[Exercise]: Retype the records below word for word and omit any image.

━━ Data supplied ━━

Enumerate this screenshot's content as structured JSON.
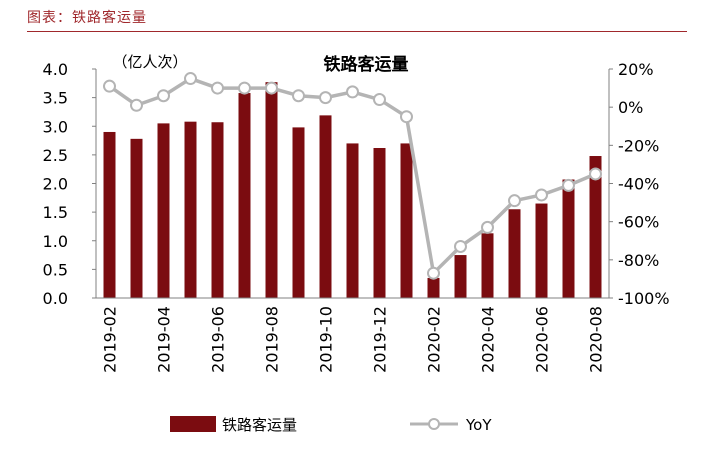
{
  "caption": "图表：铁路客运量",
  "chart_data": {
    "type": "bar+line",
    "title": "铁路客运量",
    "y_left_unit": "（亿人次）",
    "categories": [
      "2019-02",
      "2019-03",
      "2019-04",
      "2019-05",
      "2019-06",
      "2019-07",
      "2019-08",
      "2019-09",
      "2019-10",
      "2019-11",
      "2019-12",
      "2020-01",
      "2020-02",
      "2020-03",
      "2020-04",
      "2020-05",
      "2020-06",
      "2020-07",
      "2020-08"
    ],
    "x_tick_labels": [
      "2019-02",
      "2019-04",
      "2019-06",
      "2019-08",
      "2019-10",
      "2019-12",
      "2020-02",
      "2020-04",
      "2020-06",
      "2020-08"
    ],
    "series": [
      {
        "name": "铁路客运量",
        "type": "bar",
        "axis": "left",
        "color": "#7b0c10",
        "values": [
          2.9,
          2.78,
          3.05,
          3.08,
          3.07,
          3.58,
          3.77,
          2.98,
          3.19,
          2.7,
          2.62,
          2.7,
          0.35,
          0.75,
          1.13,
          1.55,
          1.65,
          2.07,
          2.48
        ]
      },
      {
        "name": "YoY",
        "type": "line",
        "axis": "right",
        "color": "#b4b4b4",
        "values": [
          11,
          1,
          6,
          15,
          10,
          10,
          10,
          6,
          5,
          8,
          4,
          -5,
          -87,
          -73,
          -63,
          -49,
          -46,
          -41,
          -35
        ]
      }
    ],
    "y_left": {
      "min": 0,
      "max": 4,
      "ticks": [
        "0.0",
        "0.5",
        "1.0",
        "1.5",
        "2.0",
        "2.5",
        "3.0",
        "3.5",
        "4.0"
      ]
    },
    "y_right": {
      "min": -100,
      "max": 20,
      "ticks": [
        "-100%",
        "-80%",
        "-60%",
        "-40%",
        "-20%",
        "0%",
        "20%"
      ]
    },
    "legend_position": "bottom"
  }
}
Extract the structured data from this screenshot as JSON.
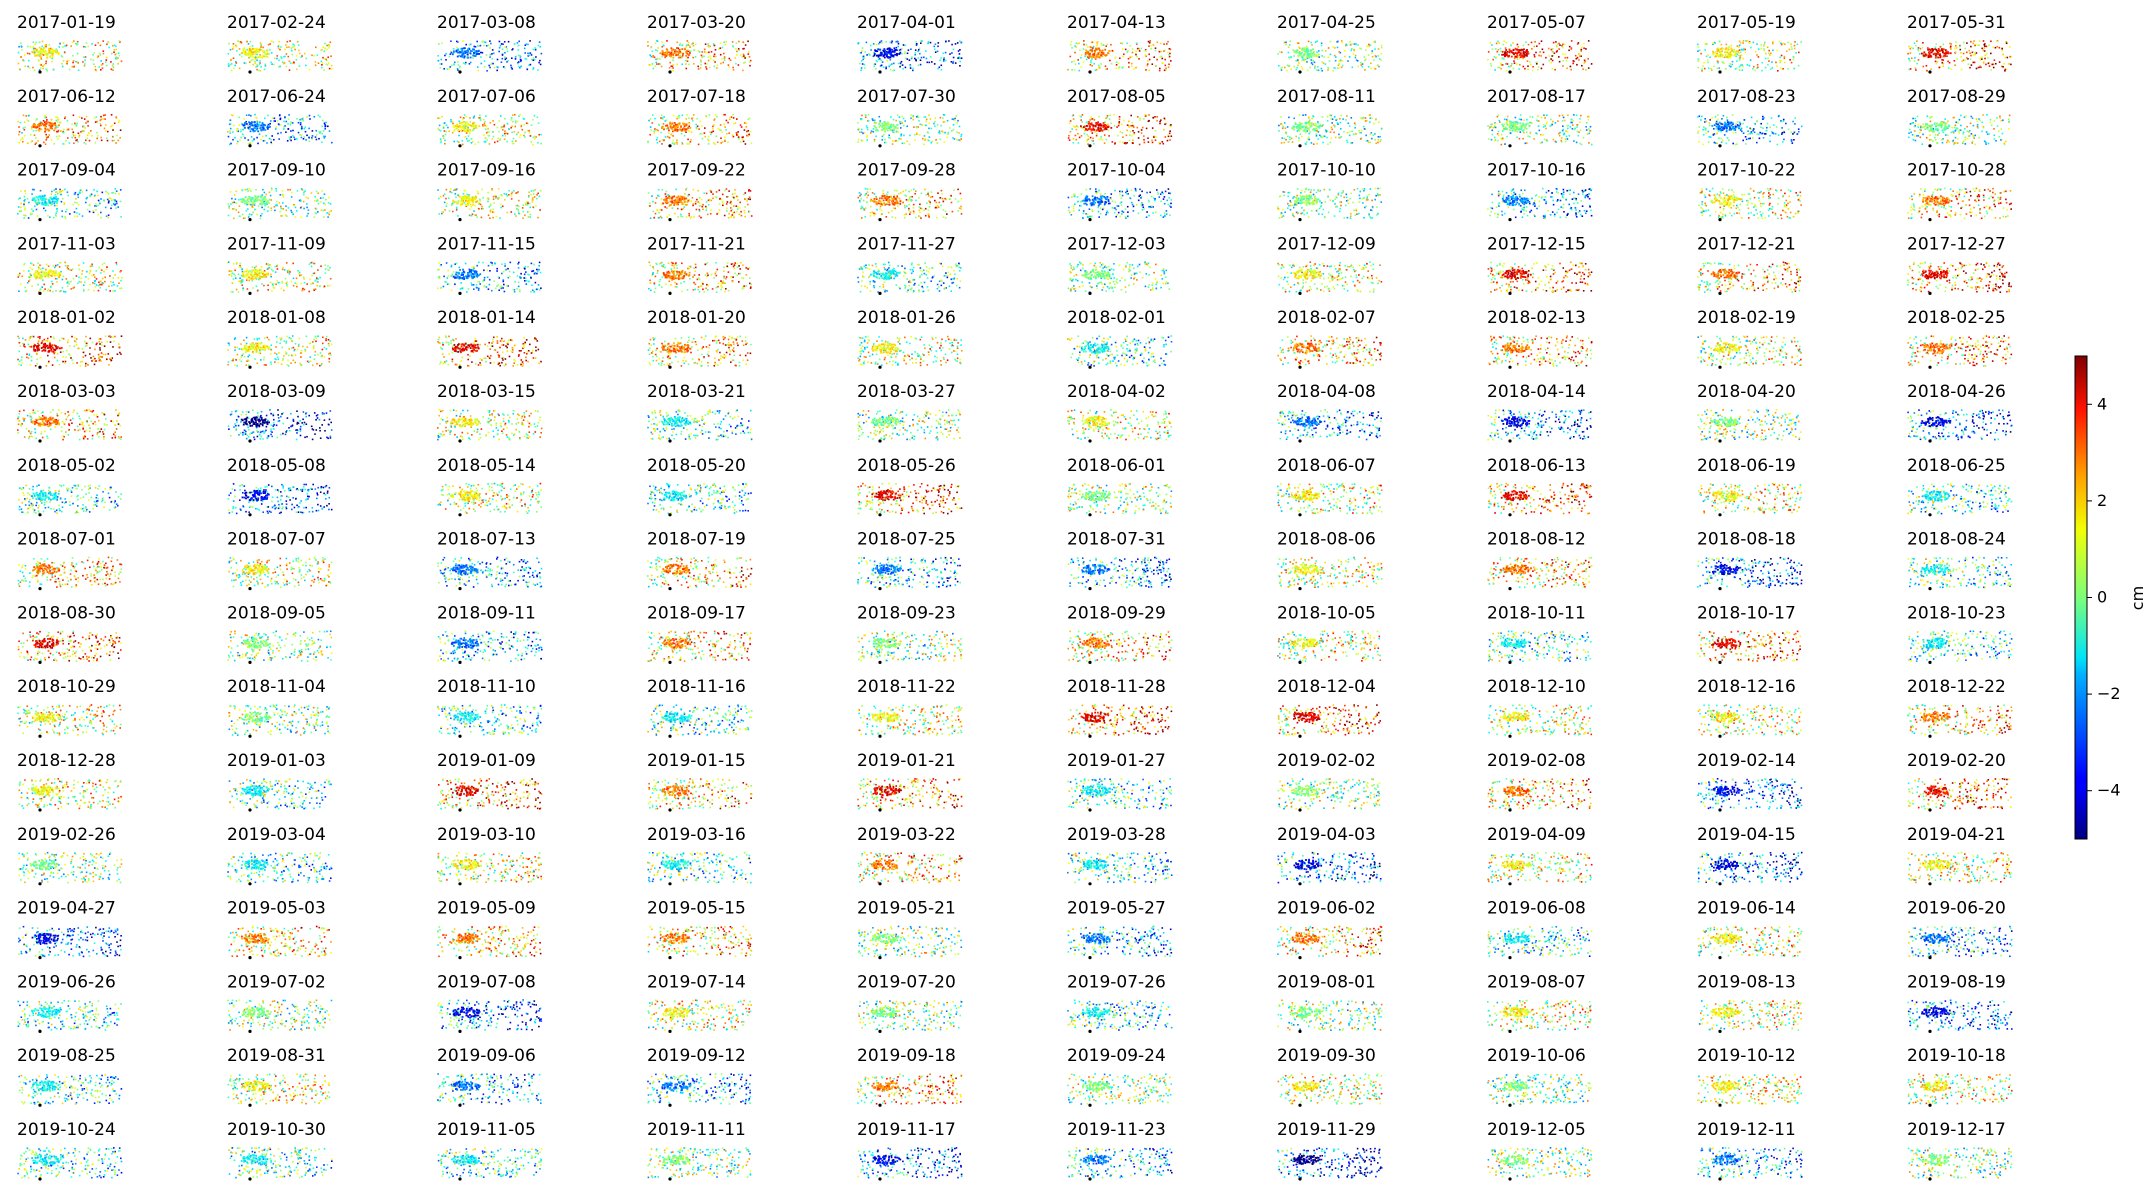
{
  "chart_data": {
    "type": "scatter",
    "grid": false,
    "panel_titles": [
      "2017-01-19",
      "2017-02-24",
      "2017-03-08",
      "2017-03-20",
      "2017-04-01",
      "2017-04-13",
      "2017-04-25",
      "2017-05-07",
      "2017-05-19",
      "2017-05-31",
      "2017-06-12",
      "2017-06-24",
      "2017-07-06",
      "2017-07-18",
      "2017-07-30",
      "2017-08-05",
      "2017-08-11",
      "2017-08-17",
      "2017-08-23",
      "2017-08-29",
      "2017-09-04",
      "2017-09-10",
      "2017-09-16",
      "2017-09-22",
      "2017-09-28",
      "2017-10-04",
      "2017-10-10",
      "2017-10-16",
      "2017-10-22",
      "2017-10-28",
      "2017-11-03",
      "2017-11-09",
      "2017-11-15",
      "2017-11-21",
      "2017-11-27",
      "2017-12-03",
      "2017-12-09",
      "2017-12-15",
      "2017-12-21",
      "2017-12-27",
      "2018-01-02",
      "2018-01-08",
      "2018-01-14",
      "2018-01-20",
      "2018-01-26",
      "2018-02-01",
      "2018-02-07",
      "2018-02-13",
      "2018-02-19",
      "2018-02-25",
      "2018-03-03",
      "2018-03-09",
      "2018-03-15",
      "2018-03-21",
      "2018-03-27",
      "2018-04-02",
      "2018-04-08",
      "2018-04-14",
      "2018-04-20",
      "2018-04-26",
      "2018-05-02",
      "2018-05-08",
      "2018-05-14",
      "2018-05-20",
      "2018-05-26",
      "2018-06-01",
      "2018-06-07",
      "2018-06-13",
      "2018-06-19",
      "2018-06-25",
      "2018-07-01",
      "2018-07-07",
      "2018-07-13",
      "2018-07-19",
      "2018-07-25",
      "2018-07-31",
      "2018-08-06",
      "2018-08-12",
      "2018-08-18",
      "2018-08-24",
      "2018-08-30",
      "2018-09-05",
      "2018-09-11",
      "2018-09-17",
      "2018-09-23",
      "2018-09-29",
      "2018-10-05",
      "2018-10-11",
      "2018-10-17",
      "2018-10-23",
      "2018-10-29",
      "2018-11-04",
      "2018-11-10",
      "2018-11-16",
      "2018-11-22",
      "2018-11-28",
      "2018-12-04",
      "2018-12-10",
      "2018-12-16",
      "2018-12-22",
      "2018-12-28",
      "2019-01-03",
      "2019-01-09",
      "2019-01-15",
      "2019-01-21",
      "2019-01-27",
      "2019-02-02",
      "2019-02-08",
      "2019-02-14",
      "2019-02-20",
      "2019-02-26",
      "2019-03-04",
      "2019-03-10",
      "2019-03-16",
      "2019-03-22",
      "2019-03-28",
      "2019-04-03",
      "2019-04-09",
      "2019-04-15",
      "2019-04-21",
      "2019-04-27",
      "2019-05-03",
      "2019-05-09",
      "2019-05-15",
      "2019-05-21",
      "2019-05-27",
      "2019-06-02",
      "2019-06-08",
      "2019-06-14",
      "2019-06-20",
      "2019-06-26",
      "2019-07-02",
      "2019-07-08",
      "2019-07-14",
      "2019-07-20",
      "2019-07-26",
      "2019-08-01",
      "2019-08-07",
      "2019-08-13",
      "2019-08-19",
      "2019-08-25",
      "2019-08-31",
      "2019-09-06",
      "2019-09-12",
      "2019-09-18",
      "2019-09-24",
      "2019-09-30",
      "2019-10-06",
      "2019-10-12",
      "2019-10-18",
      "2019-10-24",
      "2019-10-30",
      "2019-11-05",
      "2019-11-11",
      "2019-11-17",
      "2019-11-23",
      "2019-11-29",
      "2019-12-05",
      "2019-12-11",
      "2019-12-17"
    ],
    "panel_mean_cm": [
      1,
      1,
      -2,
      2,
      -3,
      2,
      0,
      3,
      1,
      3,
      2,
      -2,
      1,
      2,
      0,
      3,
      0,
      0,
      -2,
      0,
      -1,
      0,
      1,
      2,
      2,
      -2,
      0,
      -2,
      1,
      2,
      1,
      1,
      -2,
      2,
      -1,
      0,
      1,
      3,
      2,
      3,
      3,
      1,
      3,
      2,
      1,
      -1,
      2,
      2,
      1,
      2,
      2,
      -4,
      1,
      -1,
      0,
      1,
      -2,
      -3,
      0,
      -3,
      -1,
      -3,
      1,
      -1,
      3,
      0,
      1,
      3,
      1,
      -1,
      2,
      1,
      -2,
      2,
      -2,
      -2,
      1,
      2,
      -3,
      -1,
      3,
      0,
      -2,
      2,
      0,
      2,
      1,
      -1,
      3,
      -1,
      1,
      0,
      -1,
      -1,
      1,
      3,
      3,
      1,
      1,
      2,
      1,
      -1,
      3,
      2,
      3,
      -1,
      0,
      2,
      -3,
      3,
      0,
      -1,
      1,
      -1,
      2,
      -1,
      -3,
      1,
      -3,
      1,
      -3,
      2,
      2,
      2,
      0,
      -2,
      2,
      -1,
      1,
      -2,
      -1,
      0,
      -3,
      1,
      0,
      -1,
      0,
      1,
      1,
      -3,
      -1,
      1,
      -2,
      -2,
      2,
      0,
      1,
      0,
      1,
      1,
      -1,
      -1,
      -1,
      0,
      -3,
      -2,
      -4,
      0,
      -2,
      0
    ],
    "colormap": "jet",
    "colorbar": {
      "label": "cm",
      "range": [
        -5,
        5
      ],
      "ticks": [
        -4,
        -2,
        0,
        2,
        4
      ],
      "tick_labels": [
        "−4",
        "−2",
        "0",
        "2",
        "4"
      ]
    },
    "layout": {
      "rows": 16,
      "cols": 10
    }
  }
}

━━━

[Answer below]:
Enumerate this screenshot's content as structured JSON.
{
  "caption": "图表：铁路客运量",
  "chart_data": {
    "type": "bar+line",
    "title": "铁路客运量",
    "y_left_unit": "（亿人次）",
    "categories": [
      "2019-02",
      "2019-03",
      "2019-04",
      "2019-05",
      "2019-06",
      "2019-07",
      "2019-08",
      "2019-09",
      "2019-10",
      "2019-11",
      "2019-12",
      "2020-01",
      "2020-02",
      "2020-03",
      "2020-04",
      "2020-05",
      "2020-06",
      "2020-07",
      "2020-08"
    ],
    "x_tick_labels": [
      "2019-02",
      "2019-04",
      "2019-06",
      "2019-08",
      "2019-10",
      "2019-12",
      "2020-02",
      "2020-04",
      "2020-06",
      "2020-08"
    ],
    "series": [
      {
        "name": "铁路客运量",
        "type": "bar",
        "axis": "left",
        "color": "#7b0c10",
        "values": [
          2.9,
          2.78,
          3.05,
          3.08,
          3.07,
          3.58,
          3.77,
          2.98,
          3.19,
          2.7,
          2.62,
          2.7,
          0.35,
          0.75,
          1.13,
          1.55,
          1.65,
          2.07,
          2.48
        ]
      },
      {
        "name": "YoY",
        "type": "line",
        "axis": "right",
        "color": "#b4b4b4",
        "values": [
          11,
          1,
          6,
          15,
          10,
          10,
          10,
          6,
          5,
          8,
          4,
          -5,
          -87,
          -73,
          -63,
          -49,
          -46,
          -41,
          -35
        ]
      }
    ],
    "y_left": {
      "min": 0,
      "max": 4,
      "ticks": [
        "0.0",
        "0.5",
        "1.0",
        "1.5",
        "2.0",
        "2.5",
        "3.0",
        "3.5",
        "4.0"
      ]
    },
    "y_right": {
      "min": -100,
      "max": 20,
      "ticks": [
        "-100%",
        "-80%",
        "-60%",
        "-40%",
        "-20%",
        "0%",
        "20%"
      ]
    },
    "legend_position": "bottom"
  }
}
Extract the structured data from this screenshot as JSON.
{
  "chart_data": {
    "type": "scatter",
    "grid": false,
    "panel_titles": [
      "2017-01-19",
      "2017-02-24",
      "2017-03-08",
      "2017-03-20",
      "2017-04-01",
      "2017-04-13",
      "2017-04-25",
      "2017-05-07",
      "2017-05-19",
      "2017-05-31",
      "2017-06-12",
      "2017-06-24",
      "2017-07-06",
      "2017-07-18",
      "2017-07-30",
      "2017-08-05",
      "2017-08-11",
      "2017-08-17",
      "2017-08-23",
      "2017-08-29",
      "2017-09-04",
      "2017-09-10",
      "2017-09-16",
      "2017-09-22",
      "2017-09-28",
      "2017-10-04",
      "2017-10-10",
      "2017-10-16",
      "2017-10-22",
      "2017-10-28",
      "2017-11-03",
      "2017-11-09",
      "2017-11-15",
      "2017-11-21",
      "2017-11-27",
      "2017-12-03",
      "2017-12-09",
      "2017-12-15",
      "2017-12-21",
      "2017-12-27",
      "2018-01-02",
      "2018-01-08",
      "2018-01-14",
      "2018-01-20",
      "2018-01-26",
      "2018-02-01",
      "2018-02-07",
      "2018-02-13",
      "2018-02-19",
      "2018-02-25",
      "2018-03-03",
      "2018-03-09",
      "2018-03-15",
      "2018-03-21",
      "2018-03-27",
      "2018-04-02",
      "2018-04-08",
      "2018-04-14",
      "2018-04-20",
      "2018-04-26",
      "2018-05-02",
      "2018-05-08",
      "2018-05-14",
      "2018-05-20",
      "2018-05-26",
      "2018-06-01",
      "2018-06-07",
      "2018-06-13",
      "2018-06-19",
      "2018-06-25",
      "2018-07-01",
      "2018-07-07",
      "2018-07-13",
      "2018-07-19",
      "2018-07-25",
      "2018-07-31",
      "2018-08-06",
      "2018-08-12",
      "2018-08-18",
      "2018-08-24",
      "2018-08-30",
      "2018-09-05",
      "2018-09-11",
      "2018-09-17",
      "2018-09-23",
      "2018-09-29",
      "2018-10-05",
      "2018-10-11",
      "2018-10-17",
      "2018-10-23",
      "2018-10-29",
      "2018-11-04",
      "2018-11-10",
      "2018-11-16",
      "2018-11-22",
      "2018-11-28",
      "2018-12-04",
      "2018-12-10",
      "2018-12-16",
      "2018-12-22",
      "2018-12-28",
      "2019-01-03",
      "2019-01-09",
      "2019-01-15",
      "2019-01-21",
      "2019-01-27",
      "2019-02-02",
      "2019-02-08",
      "2019-02-14",
      "2019-02-20",
      "2019-02-26",
      "2019-03-04",
      "2019-03-10",
      "2019-03-16",
      "2019-03-22",
      "2019-03-28",
      "2019-04-03",
      "2019-04-09",
      "2019-04-15",
      "2019-04-21",
      "2019-04-27",
      "2019-05-03",
      "2019-05-09",
      "2019-05-15",
      "2019-05-21",
      "2019-05-27",
      "2019-06-02",
      "2019-06-08",
      "2019-06-14",
      "2019-06-20",
      "2019-06-26",
      "2019-07-02",
      "2019-07-08",
      "2019-07-14",
      "2019-07-20",
      "2019-07-26",
      "2019-08-01",
      "2019-08-07",
      "2019-08-13",
      "2019-08-19",
      "2019-08-25",
      "2019-08-31",
      "2019-09-06",
      "2019-09-12",
      "2019-09-18",
      "2019-09-24",
      "2019-09-30",
      "2019-10-06",
      "2019-10-12",
      "2019-10-18",
      "2019-10-24",
      "2019-10-30",
      "2019-11-05",
      "2019-11-11",
      "2019-11-17",
      "2019-11-23",
      "2019-11-29",
      "2019-12-05",
      "2019-12-11",
      "2019-12-17"
    ],
    "panel_mean_cm": [
      1,
      1,
      -2,
      2,
      -3,
      2,
      0,
      3,
      1,
      3,
      2,
      -2,
      1,
      2,
      0,
      3,
      0,
      0,
      -2,
      0,
      -1,
      0,
      1,
      2,
      2,
      -2,
      0,
      -2,
      1,
      2,
      1,
      1,
      -2,
      2,
      -1,
      0,
      1,
      3,
      2,
      3,
      3,
      1,
      3,
      2,
      1,
      -1,
      2,
      2,
      1,
      2,
      2,
      -4,
      1,
      -1,
      0,
      1,
      -2,
      -3,
      0,
      -3,
      -1,
      -3,
      1,
      -1,
      3,
      0,
      1,
      3,
      1,
      -1,
      2,
      1,
      -2,
      2,
      -2,
      -2,
      1,
      2,
      -3,
      -1,
      3,
      0,
      -2,
      2,
      0,
      2,
      1,
      -1,
      3,
      -1,
      1,
      0,
      -1,
      -1,
      1,
      3,
      3,
      1,
      1,
      2,
      1,
      -1,
      3,
      2,
      3,
      -1,
      0,
      2,
      -3,
      3,
      0,
      -1,
      1,
      -1,
      2,
      -1,
      -3,
      1,
      -3,
      1,
      -3,
      2,
      2,
      2,
      0,
      -2,
      2,
      -1,
      1,
      -2,
      -1,
      0,
      -3,
      1,
      0,
      -1,
      0,
      1,
      1,
      -3,
      -1,
      1,
      -2,
      -2,
      2,
      0,
      1,
      0,
      1,
      1,
      -1,
      -1,
      -1,
      0,
      -3,
      -2,
      -4,
      0,
      -2,
      0
    ],
    "colormap": "jet",
    "colorbar": {
      "label": "cm",
      "range": [
        -5,
        5
      ],
      "ticks": [
        -4,
        -2,
        0,
        2,
        4
      ],
      "tick_labels": [
        "−4",
        "−2",
        "0",
        "2",
        "4"
      ]
    },
    "layout": {
      "rows": 16,
      "cols": 10
    }
  }
}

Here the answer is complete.